Will you print the material below without altering a single character?

-- start of Record extracts --

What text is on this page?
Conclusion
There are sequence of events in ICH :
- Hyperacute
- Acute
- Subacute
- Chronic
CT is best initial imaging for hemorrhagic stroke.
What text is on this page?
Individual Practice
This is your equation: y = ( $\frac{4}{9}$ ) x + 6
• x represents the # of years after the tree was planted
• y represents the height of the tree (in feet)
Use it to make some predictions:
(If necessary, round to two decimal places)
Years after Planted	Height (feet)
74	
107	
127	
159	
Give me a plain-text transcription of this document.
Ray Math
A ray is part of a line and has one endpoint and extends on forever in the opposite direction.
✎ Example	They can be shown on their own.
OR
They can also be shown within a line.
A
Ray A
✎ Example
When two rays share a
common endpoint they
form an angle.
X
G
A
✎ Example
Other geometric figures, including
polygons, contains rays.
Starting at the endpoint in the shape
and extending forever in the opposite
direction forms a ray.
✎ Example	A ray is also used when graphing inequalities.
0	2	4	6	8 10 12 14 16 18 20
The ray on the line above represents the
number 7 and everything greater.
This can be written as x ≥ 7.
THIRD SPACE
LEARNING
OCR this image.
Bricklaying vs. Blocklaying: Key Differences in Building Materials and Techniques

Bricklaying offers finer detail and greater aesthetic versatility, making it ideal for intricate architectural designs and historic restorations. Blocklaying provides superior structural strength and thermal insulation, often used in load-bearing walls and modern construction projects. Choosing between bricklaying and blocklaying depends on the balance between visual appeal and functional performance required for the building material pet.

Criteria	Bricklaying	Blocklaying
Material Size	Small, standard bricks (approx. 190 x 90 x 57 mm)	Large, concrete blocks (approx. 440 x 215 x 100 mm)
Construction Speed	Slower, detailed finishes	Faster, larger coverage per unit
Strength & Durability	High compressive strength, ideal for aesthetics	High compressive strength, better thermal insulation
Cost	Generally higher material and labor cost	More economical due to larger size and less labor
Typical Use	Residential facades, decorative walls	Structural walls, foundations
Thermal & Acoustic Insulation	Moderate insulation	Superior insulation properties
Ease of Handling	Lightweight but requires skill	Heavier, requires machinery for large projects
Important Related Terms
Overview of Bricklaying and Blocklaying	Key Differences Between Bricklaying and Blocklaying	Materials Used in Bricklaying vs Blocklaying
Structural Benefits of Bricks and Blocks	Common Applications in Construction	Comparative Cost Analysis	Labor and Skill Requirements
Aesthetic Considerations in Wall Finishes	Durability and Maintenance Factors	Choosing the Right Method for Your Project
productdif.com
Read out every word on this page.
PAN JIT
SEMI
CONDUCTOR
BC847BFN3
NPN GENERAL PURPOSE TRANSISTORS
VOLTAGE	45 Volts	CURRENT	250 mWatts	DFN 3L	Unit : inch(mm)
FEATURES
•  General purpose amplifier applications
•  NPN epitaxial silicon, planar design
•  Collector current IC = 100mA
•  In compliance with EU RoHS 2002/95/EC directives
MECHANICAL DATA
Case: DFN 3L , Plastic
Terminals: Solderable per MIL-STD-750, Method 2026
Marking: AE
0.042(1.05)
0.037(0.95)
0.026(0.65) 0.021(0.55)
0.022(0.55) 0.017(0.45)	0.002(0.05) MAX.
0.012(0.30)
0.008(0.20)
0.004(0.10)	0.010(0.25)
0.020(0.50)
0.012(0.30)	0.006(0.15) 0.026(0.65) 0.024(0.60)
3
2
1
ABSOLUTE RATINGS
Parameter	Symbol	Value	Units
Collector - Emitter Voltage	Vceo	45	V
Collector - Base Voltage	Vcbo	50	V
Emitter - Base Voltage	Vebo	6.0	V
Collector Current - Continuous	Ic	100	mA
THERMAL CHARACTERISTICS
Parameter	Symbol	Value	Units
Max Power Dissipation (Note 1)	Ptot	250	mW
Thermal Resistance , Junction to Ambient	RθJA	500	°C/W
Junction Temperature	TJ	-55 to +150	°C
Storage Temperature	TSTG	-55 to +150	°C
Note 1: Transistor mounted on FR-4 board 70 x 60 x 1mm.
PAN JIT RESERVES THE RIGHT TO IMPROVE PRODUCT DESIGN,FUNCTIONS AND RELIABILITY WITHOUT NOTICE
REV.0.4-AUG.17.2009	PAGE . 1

-- end of Record extracts --

Solution for this exercise:
What text is on this page?
Conclusion
There are sequence of events in ICH :
- Hyperacute
- Acute
- Subacute
- Chronic
CT is best initial imaging for hemorrhagic stroke.
What text is on this page?
Individual Practice
This is your equation: y = ( $\frac{4}{9}$ ) x + 6
• x represents the # of years after the tree was planted
• y represents the height of the tree (in feet)
Use it to make some predictions:
(If necessary, round to two decimal places)
Years after Planted	Height (feet)
74	
107	
127	
159	
Give me a plain-text transcription of this document.
Ray Math
A ray is part of a line and has one endpoint and extends on forever in the opposite direction.
✎ Example	They can be shown on their own.
OR
They can also be shown within a line.
A
Ray A
✎ Example
When two rays share a
common endpoint they
form an angle.
X
G
A
✎ Example
Other geometric figures, including
polygons, contains rays.
Starting at the endpoint in the shape
and extending forever in the opposite
direction forms a ray.
✎ Example	A ray is also used when graphing inequalities.
0	2	4	6	8 10 12 14 16 18 20
The ray on the line above represents the
number 7 and everything greater.
This can be written as x ≥ 7.
THIRD SPACE
LEARNING
OCR this image.
Bricklaying vs. Blocklaying: Key Differences in Building Materials and Techniques

Bricklaying offers finer detail and greater aesthetic versatility, making it ideal for intricate architectural designs and historic restorations. Blocklaying provides superior structural strength and thermal insulation, often used in load-bearing walls and modern construction projects. Choosing between bricklaying and blocklaying depends on the balance between visual appeal and functional performance required for the building material pet.

Criteria	Bricklaying	Blocklaying
Material Size	Small, standard bricks (approx. 190 x 90 x 57 mm)	Large, concrete blocks (approx. 440 x 215 x 100 mm)
Construction Speed	Slower, detailed finishes	Faster, larger coverage per unit
Strength & Durability	High compressive strength, ideal for aesthetics	High compressive strength, better thermal insulation
Cost	Generally higher material and labor cost	More economical due to larger size and less labor
Typical Use	Residential facades, decorative walls	Structural walls, foundations
Thermal & Acoustic Insulation	Moderate insulation	Superior insulation properties
Ease of Handling	Lightweight but requires skill	Heavier, requires machinery for large projects
Important Related Terms
Overview of Bricklaying and Blocklaying	Key Differences Between Bricklaying and Blocklaying	Materials Used in Bricklaying vs Blocklaying
Structural Benefits of Bricks and Blocks	Common Applications in Construction	Comparative Cost Analysis	Labor and Skill Requirements
Aesthetic Considerations in Wall Finishes	Durability and Maintenance Factors	Choosing the Right Method for Your Project
productdif.com
Read out every word on this page.
PAN JIT
SEMI
CONDUCTOR
BC847BFN3
NPN GENERAL PURPOSE TRANSISTORS
VOLTAGE	45 Volts	CURRENT	250 mWatts	DFN 3L	Unit : inch(mm)
FEATURES
•  General purpose amplifier applications
•  NPN epitaxial silicon, planar design
•  Collector current IC = 100mA
•  In compliance with EU RoHS 2002/95/EC directives
MECHANICAL DATA
Case: DFN 3L , Plastic
Terminals: Solderable per MIL-STD-750, Method 2026
Marking: AE
0.042(1.05)
0.037(0.95)
0.026(0.65) 0.021(0.55)
0.022(0.55) 0.017(0.45)	0.002(0.05) MAX.
0.012(0.30)
0.008(0.20)
0.004(0.10)	0.010(0.25)
0.020(0.50)
0.012(0.30)	0.006(0.15) 0.026(0.65) 0.024(0.60)
3
2
1
ABSOLUTE RATINGS
Parameter	Symbol	Value	Units
Collector - Emitter Voltage	Vceo	45	V
Collector - Base Voltage	Vcbo	50	V
Emitter - Base Voltage	Vebo	6.0	V
Collector Current - Continuous	Ic	100	mA
THERMAL CHARACTERISTICS
Parameter	Symbol	Value	Units
Max Power Dissipation (Note 1)	Ptot	250	mW
Thermal Resistance , Junction to Ambient	RθJA	500	°C/W
Junction Temperature	TJ	-55 to +150	°C
Storage Temperature	TSTG	-55 to +150	°C
Note 1: Transistor mounted on FR-4 board 70 x 60 x 1mm.
PAN JIT RESERVES THE RIGHT TO IMPROVE PRODUCT DESIGN,FUNCTIONS AND RELIABILITY WITHOUT NOTICE
REV.0.4-AUG.17.2009	PAGE . 1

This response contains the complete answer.